Transcribe the records that follow in their entirety, omitting any pictures.

====== Data extract ======

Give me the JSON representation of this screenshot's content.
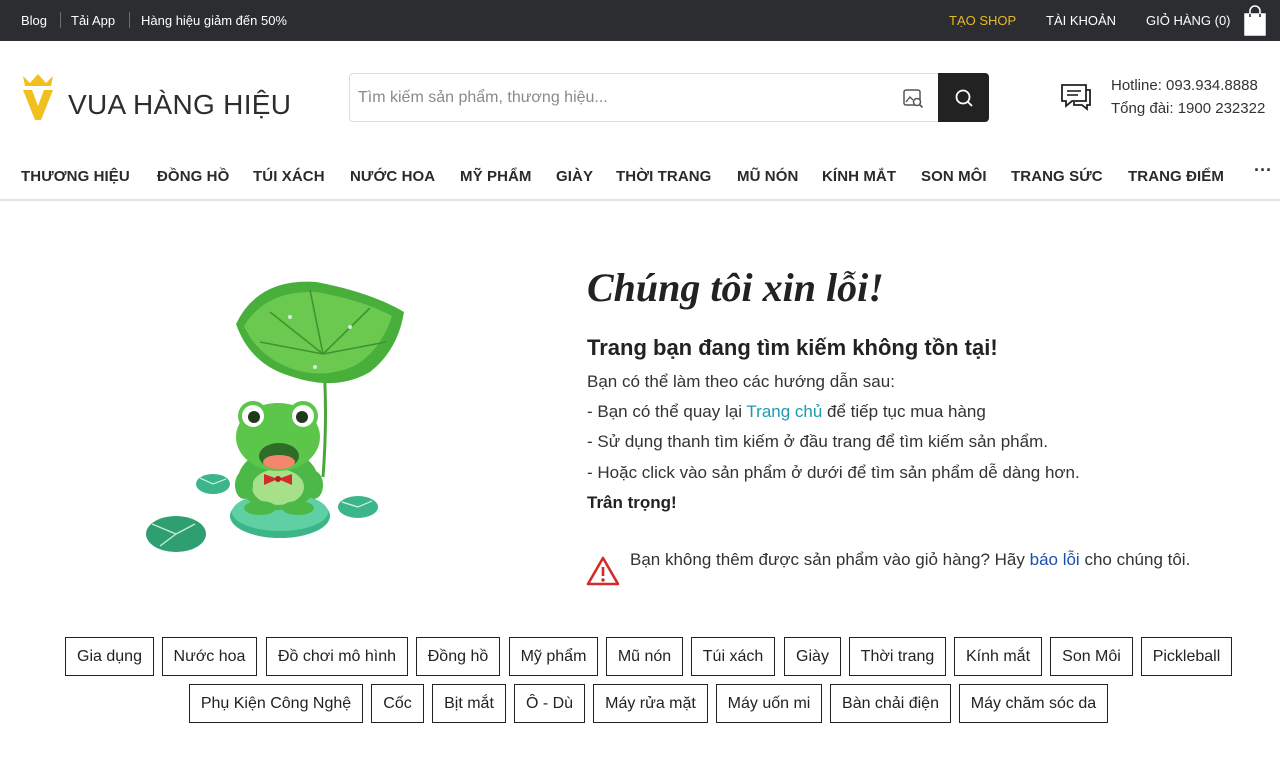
{
  "topbar": {
    "blog": "Blog",
    "app": "Tải App",
    "promo": "Hàng hiệu giảm đến 50%",
    "create_shop": "TẠO SHOP",
    "account": "TÀI KHOẢN",
    "cart": "GIỎ HÀNG (0)"
  },
  "header": {
    "logo_text": "VUA HÀNG HIỆU",
    "search_placeholder": "Tìm kiếm sản phẩm, thương hiệu...",
    "hotline": "Hotline: 093.934.8888",
    "switchboard": "Tổng đài: 1900 232322"
  },
  "nav": {
    "items": [
      "THƯƠNG HIỆU",
      "ĐỒNG HỒ",
      "TÚI XÁCH",
      "NƯỚC HOA",
      "MỸ PHẨM",
      "GIÀY",
      "THỜI TRANG",
      "MŨ NÓN",
      "KÍNH MẮT",
      "SON MÔI",
      "TRANG SỨC",
      "TRANG ĐIỂM"
    ],
    "more": "···"
  },
  "error": {
    "title": "Chúng tôi xin lỗi!",
    "subtitle": "Trang bạn đang tìm kiếm không tồn tại!",
    "intro": "Bạn có thể làm theo các hướng dẫn sau:",
    "step1_before": "- Bạn có thể quay lại ",
    "step1_link": "Trang chủ",
    "step1_after": " để tiếp tục mua hàng",
    "step2": "- Sử dụng thanh tìm kiếm ở đầu trang để tìm kiếm sản phẩm.",
    "step3": "- Hoặc click vào sản phẩm ở dưới để tìm sản phẩm dễ dàng hơn.",
    "regards": "Trân trọng!",
    "report_before": "Bạn không thêm được sản phẩm vào giỏ hàng? Hãy ",
    "report_link": "báo lỗi",
    "report_after": " cho chúng tôi."
  },
  "categories": {
    "row1": [
      "Gia dụng",
      "Nước hoa",
      "Đồ chơi mô hình",
      "Đồng hồ",
      "Mỹ phẩm",
      "Mũ nón",
      "Túi xách",
      "Giày",
      "Thời trang",
      "Kính mắt",
      "Son Môi",
      "Pickleball"
    ],
    "row2": [
      "Phụ Kiện Công Nghệ",
      "Cốc",
      "Bịt mắt",
      "Ô - Dù",
      "Máy rửa mặt",
      "Máy uốn mi",
      "Bàn chải điện",
      "Máy chăm sóc da"
    ]
  },
  "colors": {
    "topbar_bg": "#2b2d31",
    "shop_accent": "#e8b923",
    "logo_gold": "#f2c01e",
    "link_teal": "#1a9bb0",
    "link_blue": "#1a4fb0",
    "warning_red": "#d42a2a"
  }
}
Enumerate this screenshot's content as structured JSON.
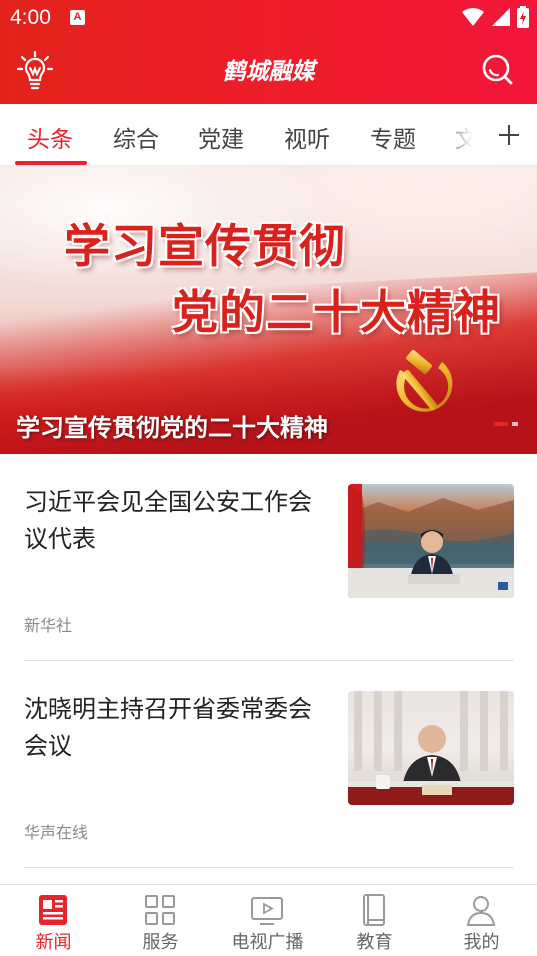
{
  "status_bar": {
    "time": "4:00",
    "notification_badge": "A"
  },
  "app_bar": {
    "title": "鹤城融媒",
    "left_icon": "lightbulb-icon",
    "right_icon": "search-icon"
  },
  "tabs": {
    "items": [
      {
        "label": "头条",
        "active": true
      },
      {
        "label": "综合"
      },
      {
        "label": "党建"
      },
      {
        "label": "视听"
      },
      {
        "label": "专题"
      },
      {
        "label": "文"
      }
    ],
    "add_icon": "plus-icon"
  },
  "banner": {
    "headline_line1": "学习宣传贯彻",
    "headline_line2": "党的二十大精神",
    "caption": "学习宣传贯彻党的二十大精神",
    "slide_count": 2,
    "active_slide": 1
  },
  "news": [
    {
      "title": "习近平会见全国公安工作会议代表",
      "source": "新华社"
    },
    {
      "title": "沈晓明主持召开省委常委会会议",
      "source": "华声在线"
    }
  ],
  "bottom_nav": {
    "items": [
      {
        "label": "新闻",
        "icon": "newspaper-icon",
        "active": true
      },
      {
        "label": "服务",
        "icon": "grid-icon"
      },
      {
        "label": "电视广播",
        "icon": "tv-icon"
      },
      {
        "label": "教育",
        "icon": "book-icon"
      },
      {
        "label": "我的",
        "icon": "user-icon"
      }
    ]
  },
  "colors": {
    "brand_red": "#e8232a",
    "header_start": "#e3231b",
    "header_end": "#f2163a"
  }
}
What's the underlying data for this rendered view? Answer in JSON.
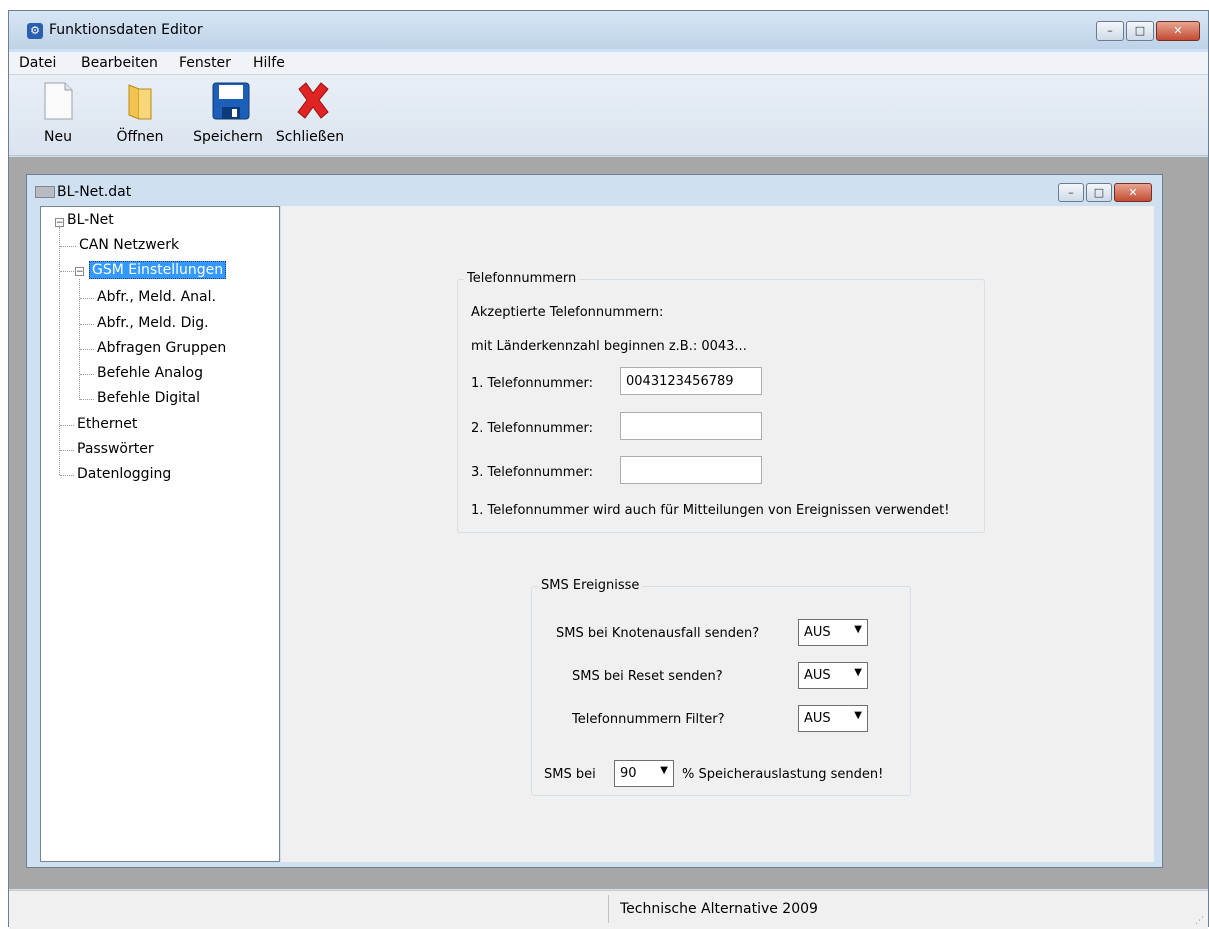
{
  "window": {
    "title": "Funktionsdaten Editor",
    "minimize": "–",
    "maximize": "□",
    "close": "✕"
  },
  "menu": [
    "Datei",
    "Bearbeiten",
    "Fenster",
    "Hilfe"
  ],
  "toolbar": {
    "new_label": "Neu",
    "open_label": "Öffnen",
    "save_label": "Speichern",
    "close_label": "Schließen"
  },
  "child": {
    "title": "BL-Net.dat"
  },
  "tree": {
    "root": "BL-Net",
    "can": "CAN Netzwerk",
    "gsm": "GSM Einstellungen",
    "gsm_children": [
      "Abfr., Meld. Anal.",
      "Abfr., Meld. Dig.",
      "Abfragen Gruppen",
      "Befehle Analog",
      "Befehle Digital"
    ],
    "ethernet": "Ethernet",
    "passwords": "Passwörter",
    "logging": "Datenlogging"
  },
  "phone_group": {
    "legend": "Telefonnummern",
    "accepted": "Akzeptierte Telefonnummern:",
    "hint": "mit Länderkennzahl beginnen z.B.:  0043...",
    "phone1_label": "1.  Telefonnummer:",
    "phone1_value": "0043123456789",
    "phone2_label": "2.  Telefonnummer:",
    "phone2_value": "",
    "phone3_label": "3.  Telefonnummer:",
    "phone3_value": "",
    "note": "1. Telefonnummer wird auch für Mitteilungen von Ereignissen verwendet!"
  },
  "sms_group": {
    "legend": "SMS Ereignisse",
    "node_failure_label": "SMS bei Knotenausfall senden?",
    "node_failure_value": "AUS",
    "reset_label": "SMS bei Reset senden?",
    "reset_value": "AUS",
    "filter_label": "Telefonnummern Filter?",
    "filter_value": "AUS",
    "memory_prefix": "SMS bei",
    "memory_value": "90",
    "memory_suffix": "%  Speicherauslastung senden!"
  },
  "status": {
    "text": "Technische Alternative 2009"
  },
  "icons": {
    "dropdown": "▼",
    "expander": "−"
  }
}
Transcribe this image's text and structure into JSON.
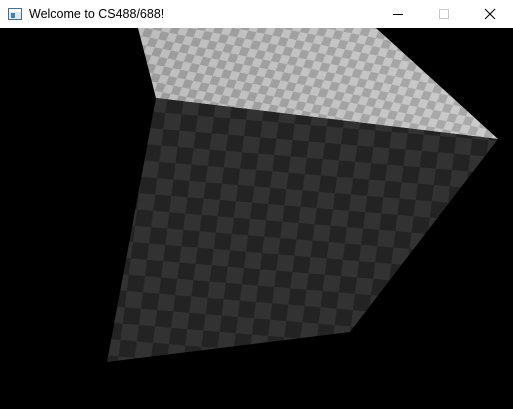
{
  "window": {
    "title": "Welcome to CS488/688!",
    "icons": {
      "app": "app-window-icon",
      "minimize": "minimize-icon",
      "maximize": "maximize-icon",
      "close": "close-icon"
    }
  },
  "scene": {
    "background_color": "#000000",
    "top_face": {
      "light": "#c8c8c8",
      "dark": "#a4a4a4"
    },
    "front_face": {
      "light": "#323232",
      "dark": "#222222"
    }
  }
}
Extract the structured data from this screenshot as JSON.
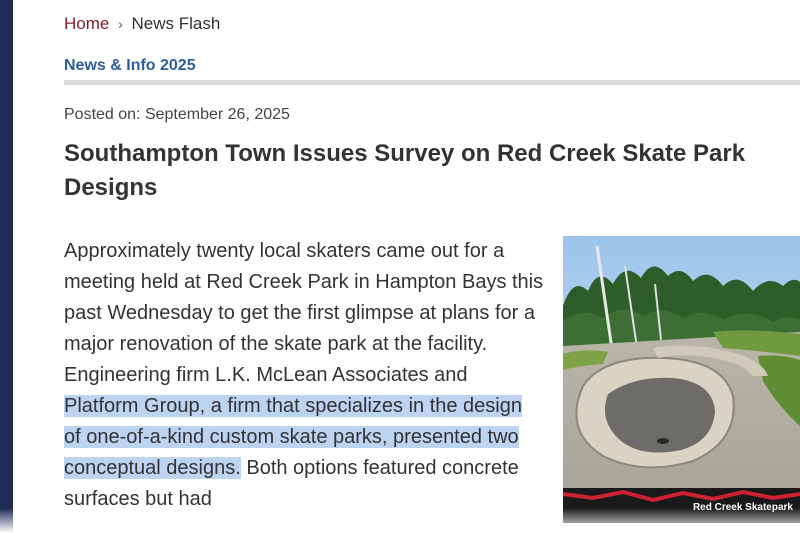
{
  "breadcrumb": {
    "home": "Home",
    "separator": "›",
    "current": "News Flash"
  },
  "section": {
    "title": "News & Info 2025"
  },
  "article": {
    "posted": "Posted on: September 26, 2025",
    "title": "Southampton Town Issues Survey on Red Creek Skate Park Designs",
    "para_before_highlight": "Approximately twenty local skaters came out for a meeting held at Red Creek Park in Hampton Bays this past Wednesday to get the first glimpse at plans for a major renovation of the skate park at the facility.  Engineering firm L.K. McLean Associates and ",
    "para_highlight": "Platform Group, a firm that specializes in the design of one-of-a-kind custom skate parks, presented two conceptual designs.",
    "para_after_highlight": " Both options featured concrete surfaces but had"
  },
  "image": {
    "banner_text": "Red Creek Skatepark"
  },
  "colors": {
    "left_bar": "#1f2a55",
    "link": "#8a1d2d",
    "section_heading": "#2e5d9f",
    "highlight": "#bcd3f2"
  }
}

======

Final result =
Give me the JSON representation of this screenshot's content.
{
  "topbar": {
    "blog": "Blog",
    "app": "Tải App",
    "promo": "Hàng hiệu giảm đến 50%",
    "create_shop": "TẠO SHOP",
    "account": "TÀI KHOẢN",
    "cart": "GIỎ HÀNG (0)"
  },
  "header": {
    "logo_text": "VUA HÀNG HIỆU",
    "search_placeholder": "Tìm kiếm sản phẩm, thương hiệu...",
    "hotline": "Hotline: 093.934.8888",
    "switchboard": "Tổng đài: 1900 232322"
  },
  "nav": {
    "items": [
      "THƯƠNG HIỆU",
      "ĐỒNG HỒ",
      "TÚI XÁCH",
      "NƯỚC HOA",
      "MỸ PHẨM",
      "GIÀY",
      "THỜI TRANG",
      "MŨ NÓN",
      "KÍNH MẮT",
      "SON MÔI",
      "TRANG SỨC",
      "TRANG ĐIỂM"
    ],
    "more": "···"
  },
  "error": {
    "title": "Chúng tôi xin lỗi!",
    "subtitle": "Trang bạn đang tìm kiếm không tồn tại!",
    "intro": "Bạn có thể làm theo các hướng dẫn sau:",
    "step1_before": "- Bạn có thể quay lại ",
    "step1_link": "Trang chủ",
    "step1_after": " để tiếp tục mua hàng",
    "step2": "- Sử dụng thanh tìm kiếm ở đầu trang để tìm kiếm sản phẩm.",
    "step3": "- Hoặc click vào sản phẩm ở dưới để tìm sản phẩm dễ dàng hơn.",
    "regards": "Trân trọng!",
    "report_before": "Bạn không thêm được sản phẩm vào giỏ hàng? Hãy ",
    "report_link": "báo lỗi",
    "report_after": " cho chúng tôi."
  },
  "categories": {
    "row1": [
      "Gia dụng",
      "Nước hoa",
      "Đồ chơi mô hình",
      "Đồng hồ",
      "Mỹ phẩm",
      "Mũ nón",
      "Túi xách",
      "Giày",
      "Thời trang",
      "Kính mắt",
      "Son Môi",
      "Pickleball"
    ],
    "row2": [
      "Phụ Kiện Công Nghệ",
      "Cốc",
      "Bịt mắt",
      "Ô - Dù",
      "Máy rửa mặt",
      "Máy uốn mi",
      "Bàn chải điện",
      "Máy chăm sóc da"
    ]
  },
  "colors": {
    "topbar_bg": "#2b2d31",
    "shop_accent": "#e8b923",
    "logo_gold": "#f2c01e",
    "link_teal": "#1a9bb0",
    "link_blue": "#1a4fb0",
    "warning_red": "#d42a2a"
  }
}
Enumerate this screenshot's content as structured JSON.
{
  "status_bar": {
    "time": "4:00",
    "notification_badge": "A"
  },
  "app_bar": {
    "title": "鹤城融媒",
    "left_icon": "lightbulb-icon",
    "right_icon": "search-icon"
  },
  "tabs": {
    "items": [
      {
        "label": "头条",
        "active": true
      },
      {
        "label": "综合"
      },
      {
        "label": "党建"
      },
      {
        "label": "视听"
      },
      {
        "label": "专题"
      },
      {
        "label": "文"
      }
    ],
    "add_icon": "plus-icon"
  },
  "banner": {
    "headline_line1": "学习宣传贯彻",
    "headline_line2": "党的二十大精神",
    "caption": "学习宣传贯彻党的二十大精神",
    "slide_count": 2,
    "active_slide": 1
  },
  "news": [
    {
      "title": "习近平会见全国公安工作会议代表",
      "source": "新华社"
    },
    {
      "title": "沈晓明主持召开省委常委会会议",
      "source": "华声在线"
    }
  ],
  "bottom_nav": {
    "items": [
      {
        "label": "新闻",
        "icon": "newspaper-icon",
        "active": true
      },
      {
        "label": "服务",
        "icon": "grid-icon"
      },
      {
        "label": "电视广播",
        "icon": "tv-icon"
      },
      {
        "label": "教育",
        "icon": "book-icon"
      },
      {
        "label": "我的",
        "icon": "user-icon"
      }
    ]
  },
  "colors": {
    "brand_red": "#e8232a",
    "header_start": "#e3231b",
    "header_end": "#f2163a"
  }
}
What's the underlying data for this rendered view? Answer in JSON.
{
  "window": {
    "title": "Funktionsdaten Editor",
    "minimize": "–",
    "maximize": "□",
    "close": "✕"
  },
  "menu": [
    "Datei",
    "Bearbeiten",
    "Fenster",
    "Hilfe"
  ],
  "toolbar": {
    "new_label": "Neu",
    "open_label": "Öffnen",
    "save_label": "Speichern",
    "close_label": "Schließen"
  },
  "child": {
    "title": "BL-Net.dat"
  },
  "tree": {
    "root": "BL-Net",
    "can": "CAN Netzwerk",
    "gsm": "GSM Einstellungen",
    "gsm_children": [
      "Abfr., Meld. Anal.",
      "Abfr., Meld. Dig.",
      "Abfragen Gruppen",
      "Befehle Analog",
      "Befehle Digital"
    ],
    "ethernet": "Ethernet",
    "passwords": "Passwörter",
    "logging": "Datenlogging"
  },
  "phone_group": {
    "legend": "Telefonnummern",
    "accepted": "Akzeptierte Telefonnummern:",
    "hint": "mit Länderkennzahl beginnen z.B.:  0043...",
    "phone1_label": "1.  Telefonnummer:",
    "phone1_value": "0043123456789",
    "phone2_label": "2.  Telefonnummer:",
    "phone2_value": "",
    "phone3_label": "3.  Telefonnummer:",
    "phone3_value": "",
    "note": "1. Telefonnummer wird auch für Mitteilungen von Ereignissen verwendet!"
  },
  "sms_group": {
    "legend": "SMS Ereignisse",
    "node_failure_label": "SMS bei Knotenausfall senden?",
    "node_failure_value": "AUS",
    "reset_label": "SMS bei Reset senden?",
    "reset_value": "AUS",
    "filter_label": "Telefonnummern Filter?",
    "filter_value": "AUS",
    "memory_prefix": "SMS bei",
    "memory_value": "90",
    "memory_suffix": "%  Speicherauslastung senden!"
  },
  "status": {
    "text": "Technische Alternative 2009"
  },
  "icons": {
    "dropdown": "▼",
    "expander": "−"
  }
}
Transcribe this image's text and structure into JSON.
{
  "window": {
    "title": "Welcome to CS488/688!",
    "icons": {
      "app": "app-window-icon",
      "minimize": "minimize-icon",
      "maximize": "maximize-icon",
      "close": "close-icon"
    }
  },
  "scene": {
    "background_color": "#000000",
    "top_face": {
      "light": "#c8c8c8",
      "dark": "#a4a4a4"
    },
    "front_face": {
      "light": "#323232",
      "dark": "#222222"
    }
  }
}
Extract the structured data from this screenshot as JSON.
{
  "breadcrumb": {
    "home": "Home",
    "separator": "›",
    "current": "News Flash"
  },
  "section": {
    "title": "News & Info 2025"
  },
  "article": {
    "posted": "Posted on: September 26, 2025",
    "title": "Southampton Town Issues Survey on Red Creek Skate Park Designs",
    "para_before_highlight": "Approximately twenty local skaters came out for a meeting held at Red Creek Park in Hampton Bays this past Wednesday to get the first glimpse at plans for a major renovation of the skate park at the facility.  Engineering firm L.K. McLean Associates and ",
    "para_highlight": "Platform Group, a firm that specializes in the design of one-of-a-kind custom skate parks, presented two conceptual designs.",
    "para_after_highlight": " Both options featured concrete surfaces but had"
  },
  "image": {
    "banner_text": "Red Creek Skatepark"
  },
  "colors": {
    "left_bar": "#1f2a55",
    "link": "#8a1d2d",
    "section_heading": "#2e5d9f",
    "highlight": "#bcd3f2"
  }
}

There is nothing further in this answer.